**WHAT THIS TASK INVOLVES:**
Pull every line holding the string "link" from the records below.

**ENTRIES PROVIDED:**

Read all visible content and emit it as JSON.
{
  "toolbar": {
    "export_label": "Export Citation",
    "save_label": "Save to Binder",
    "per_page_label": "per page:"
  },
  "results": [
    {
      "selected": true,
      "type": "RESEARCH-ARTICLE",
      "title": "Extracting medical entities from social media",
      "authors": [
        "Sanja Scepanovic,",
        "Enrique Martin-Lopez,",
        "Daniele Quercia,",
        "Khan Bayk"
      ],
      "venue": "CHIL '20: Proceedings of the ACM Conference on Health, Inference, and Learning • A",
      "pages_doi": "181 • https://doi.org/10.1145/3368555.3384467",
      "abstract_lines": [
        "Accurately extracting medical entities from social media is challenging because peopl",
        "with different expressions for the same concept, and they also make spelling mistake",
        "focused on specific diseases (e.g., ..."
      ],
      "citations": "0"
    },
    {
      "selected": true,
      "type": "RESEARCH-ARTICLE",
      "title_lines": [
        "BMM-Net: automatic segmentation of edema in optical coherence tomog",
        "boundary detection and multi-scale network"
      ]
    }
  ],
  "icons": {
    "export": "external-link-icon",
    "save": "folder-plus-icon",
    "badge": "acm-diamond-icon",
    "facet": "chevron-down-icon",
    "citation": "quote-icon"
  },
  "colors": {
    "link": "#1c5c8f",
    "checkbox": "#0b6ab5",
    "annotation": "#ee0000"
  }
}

**ANSWER FOR THIS EXERCISE:**
    "export": "external-link-icon",
    "link": "#1c5c8f",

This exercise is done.